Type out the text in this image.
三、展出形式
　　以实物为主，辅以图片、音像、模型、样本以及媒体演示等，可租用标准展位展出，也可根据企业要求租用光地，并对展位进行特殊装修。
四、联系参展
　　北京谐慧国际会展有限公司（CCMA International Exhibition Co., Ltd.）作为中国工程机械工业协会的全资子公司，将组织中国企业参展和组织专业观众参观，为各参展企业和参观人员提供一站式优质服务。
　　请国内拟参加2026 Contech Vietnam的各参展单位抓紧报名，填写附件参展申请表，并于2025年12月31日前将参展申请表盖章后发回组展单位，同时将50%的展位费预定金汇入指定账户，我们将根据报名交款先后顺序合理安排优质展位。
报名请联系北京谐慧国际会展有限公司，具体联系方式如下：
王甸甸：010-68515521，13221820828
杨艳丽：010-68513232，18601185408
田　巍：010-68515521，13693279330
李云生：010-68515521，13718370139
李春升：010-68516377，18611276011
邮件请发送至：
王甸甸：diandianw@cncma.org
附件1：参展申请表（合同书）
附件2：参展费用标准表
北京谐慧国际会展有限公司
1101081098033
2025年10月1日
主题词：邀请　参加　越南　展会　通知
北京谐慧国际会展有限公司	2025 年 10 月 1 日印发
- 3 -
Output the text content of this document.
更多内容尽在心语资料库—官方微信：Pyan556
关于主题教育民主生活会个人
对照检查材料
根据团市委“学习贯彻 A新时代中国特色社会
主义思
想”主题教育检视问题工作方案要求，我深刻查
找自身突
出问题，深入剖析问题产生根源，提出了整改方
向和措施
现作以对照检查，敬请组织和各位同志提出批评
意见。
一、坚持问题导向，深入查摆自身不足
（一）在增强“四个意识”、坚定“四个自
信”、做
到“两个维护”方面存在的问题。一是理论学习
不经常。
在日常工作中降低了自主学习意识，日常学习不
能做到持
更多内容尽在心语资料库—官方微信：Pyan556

※

**Written request:** Output every line above without altering anything.

**Result of the exercise:**
Type out the text in this image.
三、展出形式
　　以实物为主，辅以图片、音像、模型、样本以及媒体演示等，可租用标准展位展出，也可根据企业要求租用光地，并对展位进行特殊装修。
四、联系参展
　　北京谐慧国际会展有限公司（CCMA International Exhibition Co., Ltd.）作为中国工程机械工业协会的全资子公司，将组织中国企业参展和组织专业观众参观，为各参展企业和参观人员提供一站式优质服务。
　　请国内拟参加2026 Contech Vietnam的各参展单位抓紧报名，填写附件参展申请表，并于2025年12月31日前将参展申请表盖章后发回组展单位，同时将50%的展位费预定金汇入指定账户，我们将根据报名交款先后顺序合理安排优质展位。
报名请联系北京谐慧国际会展有限公司，具体联系方式如下：
王甸甸：010-68515521，13221820828
杨艳丽：010-68513232，18601185408
田　巍：010-68515521，13693279330
李云生：010-68515521，13718370139
李春升：010-68516377，18611276011
邮件请发送至：
王甸甸：diandianw@cncma.org
附件1：参展申请表（合同书）
附件2：参展费用标准表
北京谐慧国际会展有限公司
1101081098033
2025年10月1日
主题词：邀请　参加　越南　展会　通知
北京谐慧国际会展有限公司	2025 年 10 月 1 日印发
- 3 -
Output the text content of this document.
更多内容尽在心语资料库—官方微信：Pyan556
关于主题教育民主生活会个人
对照检查材料
根据团市委“学习贯彻 A新时代中国特色社会
主义思
想”主题教育检视问题工作方案要求，我深刻查
找自身突
出问题，深入剖析问题产生根源，提出了整改方
向和措施
现作以对照检查，敬请组织和各位同志提出批评
意见。
一、坚持问题导向，深入查摆自身不足
（一）在增强“四个意识”、坚定“四个自
信”、做
到“两个维护”方面存在的问题。一是理论学习
不经常。
在日常工作中降低了自主学习意识，日常学习不
能做到持
更多内容尽在心语资料库—官方微信：Pyan556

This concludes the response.